§ Available records

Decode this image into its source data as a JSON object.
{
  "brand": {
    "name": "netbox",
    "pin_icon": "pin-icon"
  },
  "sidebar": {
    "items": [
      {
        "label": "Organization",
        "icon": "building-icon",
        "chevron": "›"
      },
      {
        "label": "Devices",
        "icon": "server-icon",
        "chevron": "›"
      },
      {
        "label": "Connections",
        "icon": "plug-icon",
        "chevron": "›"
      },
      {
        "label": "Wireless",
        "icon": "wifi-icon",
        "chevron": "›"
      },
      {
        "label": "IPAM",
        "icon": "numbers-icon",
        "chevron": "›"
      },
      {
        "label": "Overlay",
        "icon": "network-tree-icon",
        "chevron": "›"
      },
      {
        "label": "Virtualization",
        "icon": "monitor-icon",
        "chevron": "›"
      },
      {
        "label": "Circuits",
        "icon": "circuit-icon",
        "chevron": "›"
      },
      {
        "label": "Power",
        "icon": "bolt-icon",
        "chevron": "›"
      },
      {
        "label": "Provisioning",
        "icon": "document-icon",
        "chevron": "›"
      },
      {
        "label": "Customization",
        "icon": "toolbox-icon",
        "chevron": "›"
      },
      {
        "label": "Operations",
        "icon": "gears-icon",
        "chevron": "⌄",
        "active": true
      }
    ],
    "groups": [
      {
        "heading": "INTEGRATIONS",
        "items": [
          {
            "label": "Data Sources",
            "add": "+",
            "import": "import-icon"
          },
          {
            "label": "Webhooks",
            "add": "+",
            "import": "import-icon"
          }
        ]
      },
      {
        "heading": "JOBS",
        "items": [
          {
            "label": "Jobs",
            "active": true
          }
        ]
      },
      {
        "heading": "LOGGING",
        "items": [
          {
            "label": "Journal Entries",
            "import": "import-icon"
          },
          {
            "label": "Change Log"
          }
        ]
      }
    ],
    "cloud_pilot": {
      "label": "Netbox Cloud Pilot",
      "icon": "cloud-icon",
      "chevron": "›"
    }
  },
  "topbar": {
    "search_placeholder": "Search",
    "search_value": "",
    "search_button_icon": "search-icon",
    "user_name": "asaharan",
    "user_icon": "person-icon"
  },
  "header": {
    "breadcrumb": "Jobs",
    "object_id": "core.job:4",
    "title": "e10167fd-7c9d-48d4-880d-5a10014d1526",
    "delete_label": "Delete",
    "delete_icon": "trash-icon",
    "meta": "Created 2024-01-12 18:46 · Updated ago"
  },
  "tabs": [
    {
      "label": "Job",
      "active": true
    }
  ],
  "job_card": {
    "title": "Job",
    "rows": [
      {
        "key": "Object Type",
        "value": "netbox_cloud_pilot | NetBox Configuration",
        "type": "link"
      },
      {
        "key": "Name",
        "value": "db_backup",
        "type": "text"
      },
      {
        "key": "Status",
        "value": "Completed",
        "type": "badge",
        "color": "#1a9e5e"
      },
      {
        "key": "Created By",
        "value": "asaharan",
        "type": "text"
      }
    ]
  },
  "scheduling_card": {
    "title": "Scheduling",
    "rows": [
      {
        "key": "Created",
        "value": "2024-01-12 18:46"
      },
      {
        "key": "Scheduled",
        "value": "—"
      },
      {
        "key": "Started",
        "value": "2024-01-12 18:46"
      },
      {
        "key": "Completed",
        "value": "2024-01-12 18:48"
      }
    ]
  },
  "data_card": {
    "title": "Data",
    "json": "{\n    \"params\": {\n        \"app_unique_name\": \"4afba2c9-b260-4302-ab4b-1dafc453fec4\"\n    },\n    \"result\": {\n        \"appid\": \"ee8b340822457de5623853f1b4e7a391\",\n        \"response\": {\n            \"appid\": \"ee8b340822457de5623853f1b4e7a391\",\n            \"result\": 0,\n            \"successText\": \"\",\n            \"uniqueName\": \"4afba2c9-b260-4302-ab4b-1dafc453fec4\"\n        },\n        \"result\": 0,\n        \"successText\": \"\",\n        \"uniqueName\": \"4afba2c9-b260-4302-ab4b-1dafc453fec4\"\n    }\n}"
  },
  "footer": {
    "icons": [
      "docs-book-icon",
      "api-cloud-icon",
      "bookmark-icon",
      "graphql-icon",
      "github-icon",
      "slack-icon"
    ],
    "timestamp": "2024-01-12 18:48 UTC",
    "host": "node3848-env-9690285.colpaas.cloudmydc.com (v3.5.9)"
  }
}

§ Stated problem
Reproduce every line of the data verbatim.

§ Answer to the task
Decode this image into its source data as a JSON object.
{
  "brand": {
    "name": "netbox",
    "pin_icon": "pin-icon"
  },
  "sidebar": {
    "items": [
      {
        "label": "Organization",
        "icon": "building-icon",
        "chevron": "›"
      },
      {
        "label": "Devices",
        "icon": "server-icon",
        "chevron": "›"
      },
      {
        "label": "Connections",
        "icon": "plug-icon",
        "chevron": "›"
      },
      {
        "label": "Wireless",
        "icon": "wifi-icon",
        "chevron": "›"
      },
      {
        "label": "IPAM",
        "icon": "numbers-icon",
        "chevron": "›"
      },
      {
        "label": "Overlay",
        "icon": "network-tree-icon",
        "chevron": "›"
      },
      {
        "label": "Virtualization",
        "icon": "monitor-icon",
        "chevron": "›"
      },
      {
        "label": "Circuits",
        "icon": "circuit-icon",
        "chevron": "›"
      },
      {
        "label": "Power",
        "icon": "bolt-icon",
        "chevron": "›"
      },
      {
        "label": "Provisioning",
        "icon": "document-icon",
        "chevron": "›"
      },
      {
        "label": "Customization",
        "icon": "toolbox-icon",
        "chevron": "›"
      },
      {
        "label": "Operations",
        "icon": "gears-icon",
        "chevron": "⌄",
        "active": true
      }
    ],
    "groups": [
      {
        "heading": "INTEGRATIONS",
        "items": [
          {
            "label": "Data Sources",
            "add": "+",
            "import": "import-icon"
          },
          {
            "label": "Webhooks",
            "add": "+",
            "import": "import-icon"
          }
        ]
      },
      {
        "heading": "JOBS",
        "items": [
          {
            "label": "Jobs",
            "active": true
          }
        ]
      },
      {
        "heading": "LOGGING",
        "items": [
          {
            "label": "Journal Entries",
            "import": "import-icon"
          },
          {
            "label": "Change Log"
          }
        ]
      }
    ],
    "cloud_pilot": {
      "label": "Netbox Cloud Pilot",
      "icon": "cloud-icon",
      "chevron": "›"
    }
  },
  "topbar": {
    "search_placeholder": "Search",
    "search_value": "",
    "search_button_icon": "search-icon",
    "user_name": "asaharan",
    "user_icon": "person-icon"
  },
  "header": {
    "breadcrumb": "Jobs",
    "object_id": "core.job:4",
    "title": "e10167fd-7c9d-48d4-880d-5a10014d1526",
    "delete_label": "Delete",
    "delete_icon": "trash-icon",
    "meta": "Created 2024-01-12 18:46 · Updated ago"
  },
  "tabs": [
    {
      "label": "Job",
      "active": true
    }
  ],
  "job_card": {
    "title": "Job",
    "rows": [
      {
        "key": "Object Type",
        "value": "netbox_cloud_pilot | NetBox Configuration",
        "type": "link"
      },
      {
        "key": "Name",
        "value": "db_backup",
        "type": "text"
      },
      {
        "key": "Status",
        "value": "Completed",
        "type": "badge",
        "color": "#1a9e5e"
      },
      {
        "key": "Created By",
        "value": "asaharan",
        "type": "text"
      }
    ]
  },
  "scheduling_card": {
    "title": "Scheduling",
    "rows": [
      {
        "key": "Created",
        "value": "2024-01-12 18:46"
      },
      {
        "key": "Scheduled",
        "value": "—"
      },
      {
        "key": "Started",
        "value": "2024-01-12 18:46"
      },
      {
        "key": "Completed",
        "value": "2024-01-12 18:48"
      }
    ]
  },
  "data_card": {
    "title": "Data",
    "json": "{\n    \"params\": {\n        \"app_unique_name\": \"4afba2c9-b260-4302-ab4b-1dafc453fec4\"\n    },\n    \"result\": {\n        \"appid\": \"ee8b340822457de5623853f1b4e7a391\",\n        \"response\": {\n            \"appid\": \"ee8b340822457de5623853f1b4e7a391\",\n            \"result\": 0,\n            \"successText\": \"\",\n            \"uniqueName\": \"4afba2c9-b260-4302-ab4b-1dafc453fec4\"\n        },\n        \"result\": 0,\n        \"successText\": \"\",\n        \"uniqueName\": \"4afba2c9-b260-4302-ab4b-1dafc453fec4\"\n    }\n}"
  },
  "footer": {
    "icons": [
      "docs-book-icon",
      "api-cloud-icon",
      "bookmark-icon",
      "graphql-icon",
      "github-icon",
      "slack-icon"
    ],
    "timestamp": "2024-01-12 18:48 UTC",
    "host": "node3848-env-9690285.colpaas.cloudmydc.com (v3.5.9)"
  }
}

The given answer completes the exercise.